### PROBLEM REQUIREMENTS
Search the data for "What". Return each matching line.

═══ RECORD EXTRACTS

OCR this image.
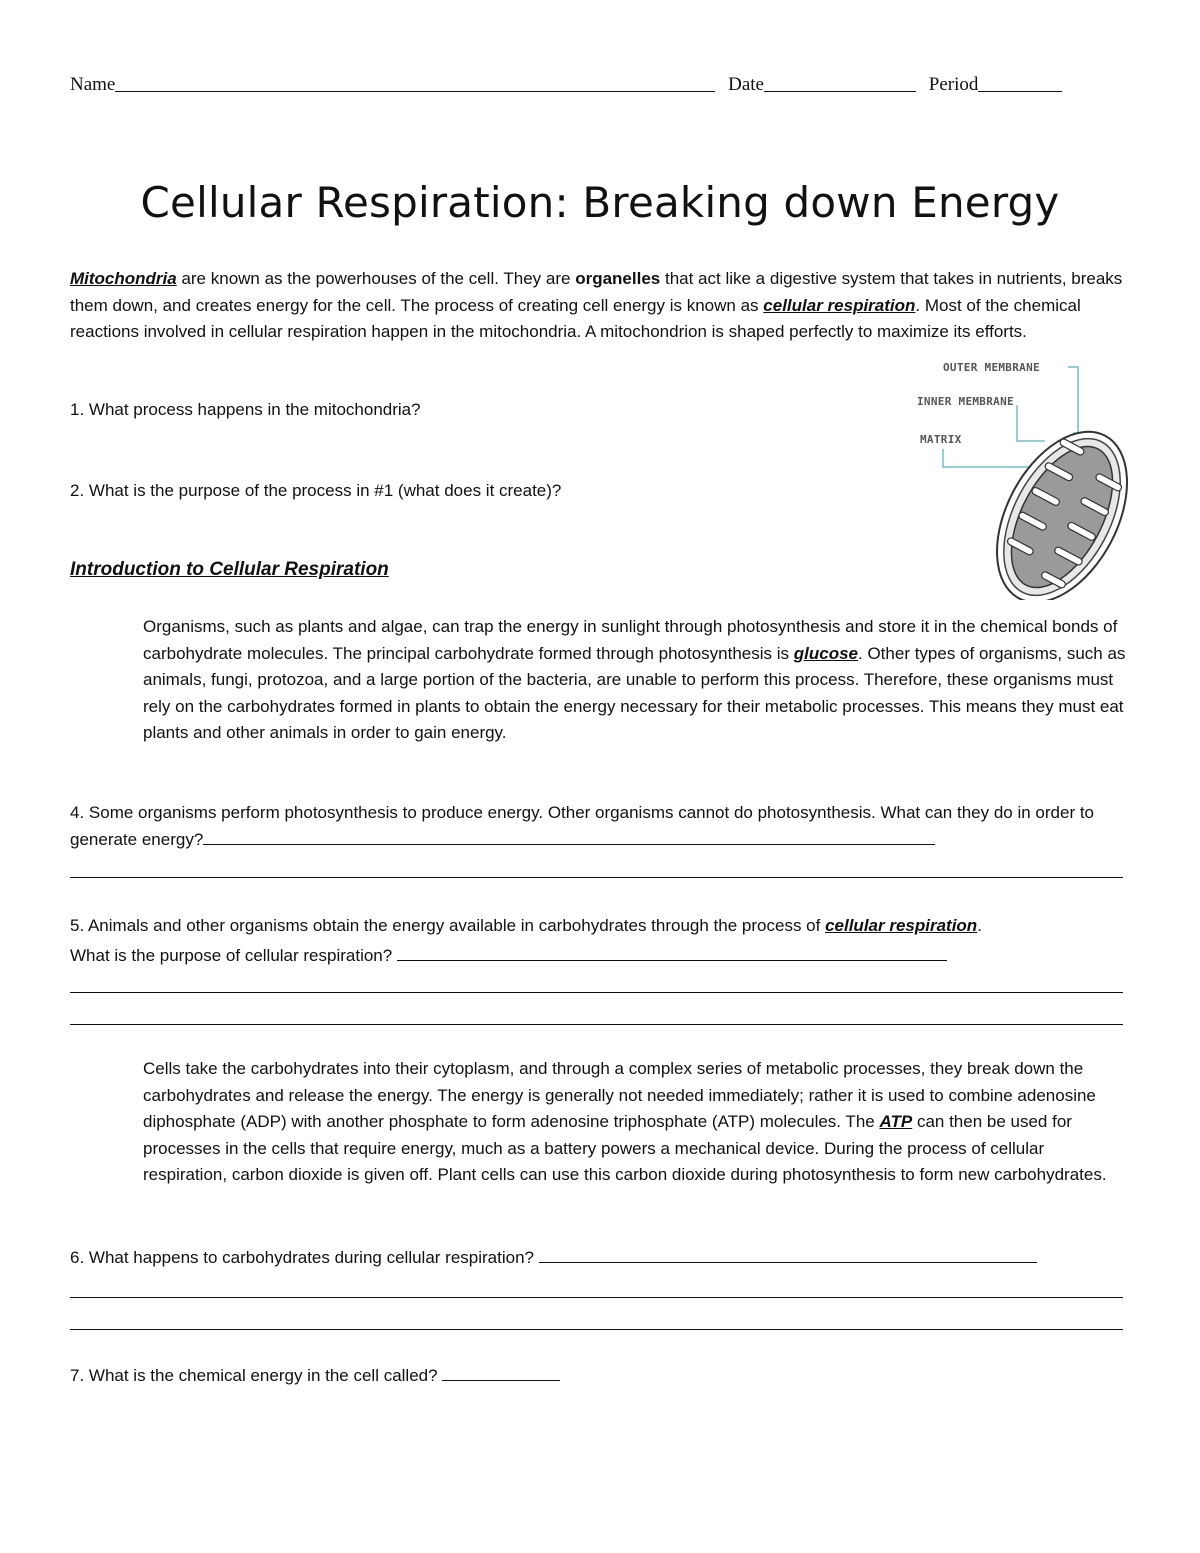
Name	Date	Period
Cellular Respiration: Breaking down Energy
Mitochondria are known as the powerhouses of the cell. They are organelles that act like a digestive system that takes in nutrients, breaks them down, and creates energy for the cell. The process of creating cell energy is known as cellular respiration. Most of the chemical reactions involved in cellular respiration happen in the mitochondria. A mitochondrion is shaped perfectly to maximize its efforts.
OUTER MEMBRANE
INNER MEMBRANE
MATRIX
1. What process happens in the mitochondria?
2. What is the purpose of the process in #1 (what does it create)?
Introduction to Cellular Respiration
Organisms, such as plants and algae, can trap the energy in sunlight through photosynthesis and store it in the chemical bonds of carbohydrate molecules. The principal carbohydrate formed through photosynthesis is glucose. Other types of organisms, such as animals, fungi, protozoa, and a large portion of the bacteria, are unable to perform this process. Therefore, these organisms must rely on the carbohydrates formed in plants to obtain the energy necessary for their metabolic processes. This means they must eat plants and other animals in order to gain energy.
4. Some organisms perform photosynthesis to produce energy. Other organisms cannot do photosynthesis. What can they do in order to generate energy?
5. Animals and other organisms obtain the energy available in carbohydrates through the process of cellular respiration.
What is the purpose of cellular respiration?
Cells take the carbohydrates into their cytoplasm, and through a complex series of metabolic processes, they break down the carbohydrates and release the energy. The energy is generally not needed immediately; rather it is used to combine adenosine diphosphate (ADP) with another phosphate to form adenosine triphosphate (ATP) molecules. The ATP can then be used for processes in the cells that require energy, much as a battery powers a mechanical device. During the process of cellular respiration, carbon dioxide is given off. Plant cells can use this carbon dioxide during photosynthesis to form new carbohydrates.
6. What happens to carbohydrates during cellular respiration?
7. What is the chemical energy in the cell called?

══════
═══ RECORD EXTRACTS

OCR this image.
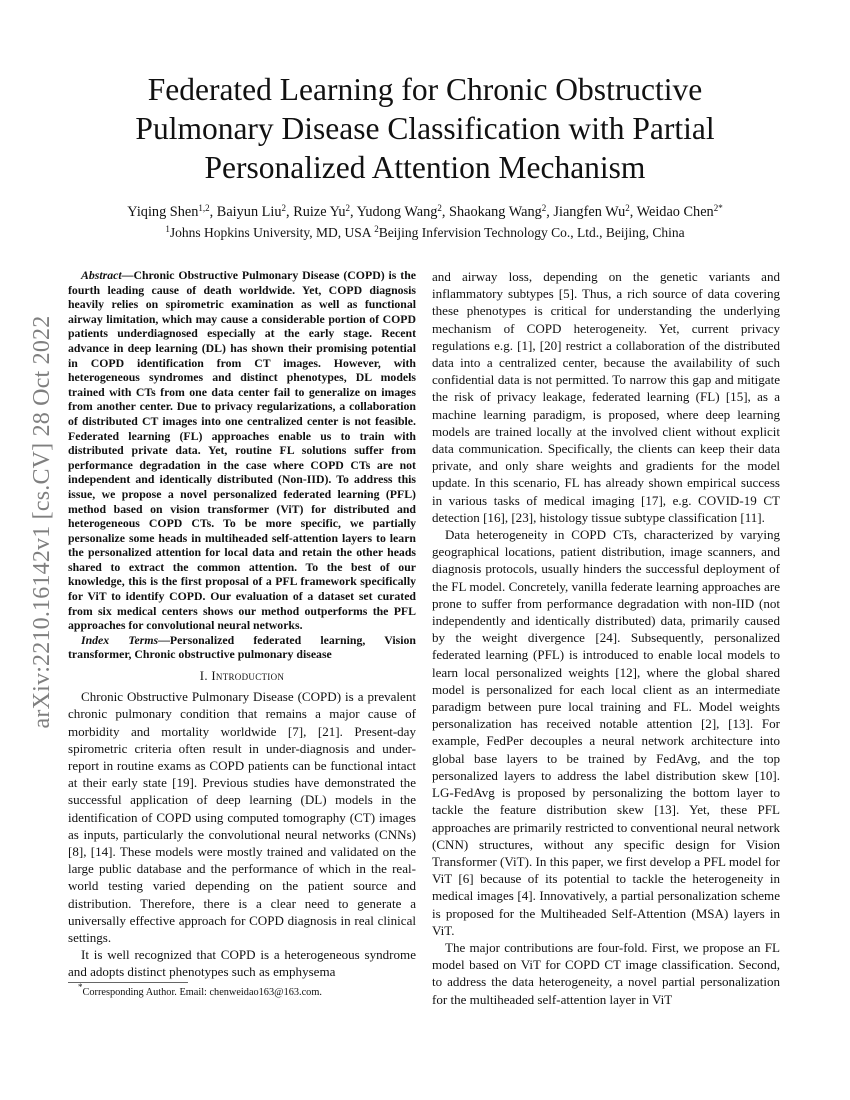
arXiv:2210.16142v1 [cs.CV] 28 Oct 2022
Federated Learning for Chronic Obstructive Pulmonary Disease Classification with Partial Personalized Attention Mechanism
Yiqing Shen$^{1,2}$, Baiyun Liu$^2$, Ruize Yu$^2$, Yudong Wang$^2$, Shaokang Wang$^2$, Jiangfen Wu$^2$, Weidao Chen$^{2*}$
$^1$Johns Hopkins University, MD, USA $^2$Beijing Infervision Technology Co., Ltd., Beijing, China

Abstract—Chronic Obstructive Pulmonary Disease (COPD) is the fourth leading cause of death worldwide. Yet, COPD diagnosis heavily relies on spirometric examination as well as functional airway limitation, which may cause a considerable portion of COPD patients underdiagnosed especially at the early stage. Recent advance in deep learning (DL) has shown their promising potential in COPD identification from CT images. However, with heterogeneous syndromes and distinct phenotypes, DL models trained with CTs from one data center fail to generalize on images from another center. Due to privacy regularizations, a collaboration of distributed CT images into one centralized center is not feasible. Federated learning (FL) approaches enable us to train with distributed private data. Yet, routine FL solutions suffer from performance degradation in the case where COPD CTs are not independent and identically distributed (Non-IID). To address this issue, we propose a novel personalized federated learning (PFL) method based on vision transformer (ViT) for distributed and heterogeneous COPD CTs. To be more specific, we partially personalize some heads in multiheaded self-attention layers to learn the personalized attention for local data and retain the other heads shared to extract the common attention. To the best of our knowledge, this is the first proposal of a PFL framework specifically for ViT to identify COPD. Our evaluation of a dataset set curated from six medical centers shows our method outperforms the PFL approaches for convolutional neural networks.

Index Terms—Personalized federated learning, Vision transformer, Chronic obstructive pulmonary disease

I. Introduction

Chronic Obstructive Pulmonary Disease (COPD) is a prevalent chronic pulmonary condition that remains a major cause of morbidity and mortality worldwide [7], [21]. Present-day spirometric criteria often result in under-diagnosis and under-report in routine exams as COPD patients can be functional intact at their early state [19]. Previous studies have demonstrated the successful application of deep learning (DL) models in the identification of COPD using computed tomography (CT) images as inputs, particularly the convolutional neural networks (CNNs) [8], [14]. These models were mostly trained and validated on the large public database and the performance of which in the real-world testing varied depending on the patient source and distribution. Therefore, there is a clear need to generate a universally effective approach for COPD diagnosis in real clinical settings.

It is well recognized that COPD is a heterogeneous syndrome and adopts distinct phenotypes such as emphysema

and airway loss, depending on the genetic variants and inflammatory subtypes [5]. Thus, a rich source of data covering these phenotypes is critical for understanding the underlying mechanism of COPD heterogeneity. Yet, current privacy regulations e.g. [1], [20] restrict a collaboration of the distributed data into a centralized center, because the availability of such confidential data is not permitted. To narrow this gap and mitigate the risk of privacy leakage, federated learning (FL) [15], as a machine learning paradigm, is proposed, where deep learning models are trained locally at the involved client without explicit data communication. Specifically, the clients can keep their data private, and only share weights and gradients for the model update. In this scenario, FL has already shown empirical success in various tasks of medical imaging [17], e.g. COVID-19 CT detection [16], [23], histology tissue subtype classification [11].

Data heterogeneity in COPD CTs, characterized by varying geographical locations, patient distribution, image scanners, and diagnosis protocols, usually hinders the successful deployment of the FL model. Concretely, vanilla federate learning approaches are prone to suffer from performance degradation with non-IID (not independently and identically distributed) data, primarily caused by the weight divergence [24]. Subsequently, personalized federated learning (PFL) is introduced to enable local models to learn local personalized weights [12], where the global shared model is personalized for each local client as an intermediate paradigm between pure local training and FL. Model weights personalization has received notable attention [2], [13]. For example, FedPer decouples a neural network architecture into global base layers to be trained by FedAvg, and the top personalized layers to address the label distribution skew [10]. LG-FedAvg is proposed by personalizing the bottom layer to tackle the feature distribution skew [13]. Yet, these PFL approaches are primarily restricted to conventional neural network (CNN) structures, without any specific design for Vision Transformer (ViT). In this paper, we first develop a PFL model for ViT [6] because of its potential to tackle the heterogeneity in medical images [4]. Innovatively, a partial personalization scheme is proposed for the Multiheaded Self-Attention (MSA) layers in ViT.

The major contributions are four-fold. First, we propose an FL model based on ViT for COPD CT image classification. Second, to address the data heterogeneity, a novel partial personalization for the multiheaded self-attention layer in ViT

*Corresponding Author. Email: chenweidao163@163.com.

══════

### WRITTEN SOLUTION
1. What process happens in the mitochondria?
2. What is the purpose of the process in #1 (what does it create)?
4. Some organisms perform photosynthesis to produce energy. Other organisms cannot do photosynthesis. What can they do in order to generate energy?
What is the purpose of cellular respiration?
6. What happens to carbohydrates during cellular respiration?
7. What is the chemical energy in the cell called?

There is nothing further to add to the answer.